» Task prompt: Look through the data and write out every line with the word "title" in it.

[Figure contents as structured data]
++++++++
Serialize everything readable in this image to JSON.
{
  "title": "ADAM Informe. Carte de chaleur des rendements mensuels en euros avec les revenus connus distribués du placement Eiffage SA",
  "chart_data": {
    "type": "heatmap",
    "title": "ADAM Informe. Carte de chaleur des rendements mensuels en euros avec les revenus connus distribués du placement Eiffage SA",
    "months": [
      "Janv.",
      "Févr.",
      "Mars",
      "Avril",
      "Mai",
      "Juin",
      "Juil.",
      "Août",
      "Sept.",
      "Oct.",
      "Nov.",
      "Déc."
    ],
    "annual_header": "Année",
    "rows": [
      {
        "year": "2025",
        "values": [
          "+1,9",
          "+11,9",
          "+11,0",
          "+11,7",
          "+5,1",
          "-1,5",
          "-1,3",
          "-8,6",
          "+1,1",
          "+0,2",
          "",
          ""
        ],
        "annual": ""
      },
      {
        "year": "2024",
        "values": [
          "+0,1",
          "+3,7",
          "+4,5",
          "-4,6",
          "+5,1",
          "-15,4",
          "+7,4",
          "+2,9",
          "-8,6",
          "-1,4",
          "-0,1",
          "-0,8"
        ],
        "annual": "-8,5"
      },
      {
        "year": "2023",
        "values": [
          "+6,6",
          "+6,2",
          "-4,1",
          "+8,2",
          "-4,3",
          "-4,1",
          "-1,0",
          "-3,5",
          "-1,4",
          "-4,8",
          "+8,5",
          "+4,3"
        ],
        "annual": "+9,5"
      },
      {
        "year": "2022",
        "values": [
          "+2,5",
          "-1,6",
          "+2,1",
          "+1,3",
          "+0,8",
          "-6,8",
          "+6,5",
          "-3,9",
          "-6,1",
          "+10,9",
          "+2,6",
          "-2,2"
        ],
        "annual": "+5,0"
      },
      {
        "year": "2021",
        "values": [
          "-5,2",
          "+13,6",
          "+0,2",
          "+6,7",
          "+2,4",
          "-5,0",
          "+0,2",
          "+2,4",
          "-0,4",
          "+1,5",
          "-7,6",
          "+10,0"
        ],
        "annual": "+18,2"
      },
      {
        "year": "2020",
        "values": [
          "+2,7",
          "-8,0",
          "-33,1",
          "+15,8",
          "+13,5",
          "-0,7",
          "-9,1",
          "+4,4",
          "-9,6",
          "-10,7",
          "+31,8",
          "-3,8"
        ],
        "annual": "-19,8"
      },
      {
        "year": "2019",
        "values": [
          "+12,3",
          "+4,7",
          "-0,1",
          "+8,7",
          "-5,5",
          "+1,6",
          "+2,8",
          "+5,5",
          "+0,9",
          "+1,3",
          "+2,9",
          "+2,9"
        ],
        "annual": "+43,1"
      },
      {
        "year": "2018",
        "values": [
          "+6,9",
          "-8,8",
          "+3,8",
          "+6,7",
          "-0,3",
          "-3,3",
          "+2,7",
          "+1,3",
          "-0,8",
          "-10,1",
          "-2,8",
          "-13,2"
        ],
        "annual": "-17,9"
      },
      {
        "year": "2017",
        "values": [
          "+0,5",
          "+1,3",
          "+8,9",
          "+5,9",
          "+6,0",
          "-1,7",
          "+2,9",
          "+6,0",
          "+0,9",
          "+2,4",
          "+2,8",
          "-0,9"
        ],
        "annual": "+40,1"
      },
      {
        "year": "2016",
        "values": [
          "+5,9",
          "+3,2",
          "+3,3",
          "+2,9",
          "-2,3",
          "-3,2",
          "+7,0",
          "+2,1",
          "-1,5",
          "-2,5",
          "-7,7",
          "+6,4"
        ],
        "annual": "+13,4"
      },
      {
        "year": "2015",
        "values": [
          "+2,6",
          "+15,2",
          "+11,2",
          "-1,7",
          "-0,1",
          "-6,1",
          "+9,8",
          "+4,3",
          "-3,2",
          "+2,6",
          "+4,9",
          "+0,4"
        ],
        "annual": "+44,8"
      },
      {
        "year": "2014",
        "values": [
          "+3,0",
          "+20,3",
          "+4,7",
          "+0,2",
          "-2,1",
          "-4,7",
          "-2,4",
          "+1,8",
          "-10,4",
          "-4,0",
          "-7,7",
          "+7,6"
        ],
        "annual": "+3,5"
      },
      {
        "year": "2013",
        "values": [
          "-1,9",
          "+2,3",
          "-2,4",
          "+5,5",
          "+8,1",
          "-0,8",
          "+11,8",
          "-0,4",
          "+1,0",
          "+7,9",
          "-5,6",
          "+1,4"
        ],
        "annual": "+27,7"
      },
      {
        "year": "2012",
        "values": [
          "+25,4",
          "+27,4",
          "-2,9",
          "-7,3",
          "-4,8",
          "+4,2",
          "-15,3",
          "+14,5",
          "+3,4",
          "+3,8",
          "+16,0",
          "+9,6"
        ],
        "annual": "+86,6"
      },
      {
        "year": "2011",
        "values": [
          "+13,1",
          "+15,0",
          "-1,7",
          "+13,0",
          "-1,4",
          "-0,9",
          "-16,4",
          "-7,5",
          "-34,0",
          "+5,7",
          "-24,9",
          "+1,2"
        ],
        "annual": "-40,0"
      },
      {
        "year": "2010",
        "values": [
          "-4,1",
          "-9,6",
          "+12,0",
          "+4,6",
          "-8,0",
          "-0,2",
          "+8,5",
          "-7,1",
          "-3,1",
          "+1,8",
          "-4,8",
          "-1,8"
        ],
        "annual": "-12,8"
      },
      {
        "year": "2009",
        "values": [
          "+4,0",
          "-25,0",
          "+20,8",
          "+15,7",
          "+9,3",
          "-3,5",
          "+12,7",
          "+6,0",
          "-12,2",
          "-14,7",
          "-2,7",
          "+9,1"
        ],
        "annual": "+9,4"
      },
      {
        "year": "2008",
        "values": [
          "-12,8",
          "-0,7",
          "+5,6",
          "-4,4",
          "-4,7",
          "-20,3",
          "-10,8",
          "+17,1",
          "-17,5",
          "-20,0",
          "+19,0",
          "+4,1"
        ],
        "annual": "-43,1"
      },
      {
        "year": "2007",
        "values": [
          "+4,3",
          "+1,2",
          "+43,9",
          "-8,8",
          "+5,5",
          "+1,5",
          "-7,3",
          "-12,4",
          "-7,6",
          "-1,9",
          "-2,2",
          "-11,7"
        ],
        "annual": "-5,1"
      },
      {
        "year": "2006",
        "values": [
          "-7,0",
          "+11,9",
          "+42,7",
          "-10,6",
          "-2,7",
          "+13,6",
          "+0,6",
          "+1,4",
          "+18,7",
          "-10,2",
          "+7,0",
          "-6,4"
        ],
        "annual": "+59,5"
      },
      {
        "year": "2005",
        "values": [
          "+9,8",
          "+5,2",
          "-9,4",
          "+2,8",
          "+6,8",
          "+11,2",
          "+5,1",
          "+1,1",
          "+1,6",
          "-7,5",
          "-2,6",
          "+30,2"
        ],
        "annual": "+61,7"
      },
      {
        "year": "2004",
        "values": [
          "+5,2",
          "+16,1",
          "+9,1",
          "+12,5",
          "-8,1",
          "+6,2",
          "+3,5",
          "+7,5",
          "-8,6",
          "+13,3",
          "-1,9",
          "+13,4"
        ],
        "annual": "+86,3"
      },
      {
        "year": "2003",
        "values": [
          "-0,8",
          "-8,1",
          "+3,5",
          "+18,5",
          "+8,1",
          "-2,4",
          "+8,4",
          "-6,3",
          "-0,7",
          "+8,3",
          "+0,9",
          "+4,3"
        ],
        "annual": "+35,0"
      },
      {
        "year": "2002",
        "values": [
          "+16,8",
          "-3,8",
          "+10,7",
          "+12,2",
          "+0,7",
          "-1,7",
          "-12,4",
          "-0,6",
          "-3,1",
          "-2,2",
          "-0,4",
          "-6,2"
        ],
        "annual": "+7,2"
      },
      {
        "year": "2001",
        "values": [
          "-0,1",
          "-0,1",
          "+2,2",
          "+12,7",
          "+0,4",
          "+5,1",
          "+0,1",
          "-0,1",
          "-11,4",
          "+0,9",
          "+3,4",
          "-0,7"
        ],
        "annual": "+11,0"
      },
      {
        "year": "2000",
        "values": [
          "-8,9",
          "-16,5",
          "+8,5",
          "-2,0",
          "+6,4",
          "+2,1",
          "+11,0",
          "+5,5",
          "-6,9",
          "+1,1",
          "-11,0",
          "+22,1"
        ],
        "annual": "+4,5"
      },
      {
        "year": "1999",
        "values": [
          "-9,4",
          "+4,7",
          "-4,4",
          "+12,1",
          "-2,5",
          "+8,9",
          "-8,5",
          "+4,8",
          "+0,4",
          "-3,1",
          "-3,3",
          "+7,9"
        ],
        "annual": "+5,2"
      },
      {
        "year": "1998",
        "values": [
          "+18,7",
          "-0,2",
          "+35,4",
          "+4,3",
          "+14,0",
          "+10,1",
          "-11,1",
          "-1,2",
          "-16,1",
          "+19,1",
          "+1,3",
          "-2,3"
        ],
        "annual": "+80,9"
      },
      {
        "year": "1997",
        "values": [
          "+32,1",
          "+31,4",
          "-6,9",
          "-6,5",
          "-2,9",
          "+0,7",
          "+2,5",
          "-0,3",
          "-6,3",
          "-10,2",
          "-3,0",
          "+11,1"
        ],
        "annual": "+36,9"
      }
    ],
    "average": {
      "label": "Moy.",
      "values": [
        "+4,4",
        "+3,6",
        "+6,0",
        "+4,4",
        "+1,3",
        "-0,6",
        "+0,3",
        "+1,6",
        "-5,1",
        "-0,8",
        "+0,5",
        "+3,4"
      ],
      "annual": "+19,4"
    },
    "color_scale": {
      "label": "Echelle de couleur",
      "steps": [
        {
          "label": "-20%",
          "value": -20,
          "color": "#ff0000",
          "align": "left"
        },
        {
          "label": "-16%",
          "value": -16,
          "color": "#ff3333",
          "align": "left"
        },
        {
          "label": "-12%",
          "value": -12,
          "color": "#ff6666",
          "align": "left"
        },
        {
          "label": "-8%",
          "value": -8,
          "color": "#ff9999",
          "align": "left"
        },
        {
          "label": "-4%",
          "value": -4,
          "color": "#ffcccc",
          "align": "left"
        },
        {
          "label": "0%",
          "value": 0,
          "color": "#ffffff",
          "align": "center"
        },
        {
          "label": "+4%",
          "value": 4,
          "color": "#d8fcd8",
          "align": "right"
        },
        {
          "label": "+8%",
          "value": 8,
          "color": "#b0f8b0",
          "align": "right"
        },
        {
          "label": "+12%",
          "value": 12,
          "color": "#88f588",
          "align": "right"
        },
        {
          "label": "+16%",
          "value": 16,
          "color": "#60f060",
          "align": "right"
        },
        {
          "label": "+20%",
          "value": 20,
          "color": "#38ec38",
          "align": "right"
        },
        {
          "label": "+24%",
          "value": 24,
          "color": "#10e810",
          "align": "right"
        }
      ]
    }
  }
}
++++++++
» Answer to this task:
  "title": "ADAM Informe. Carte de chaleur des rendements mensuels en euros avec les revenus connus distribués du placement Eiffage SA",
    "title": "ADAM Informe. Carte de chaleur des rendements mensuels en euros avec les revenus connus distribués du placement Eiffage SA",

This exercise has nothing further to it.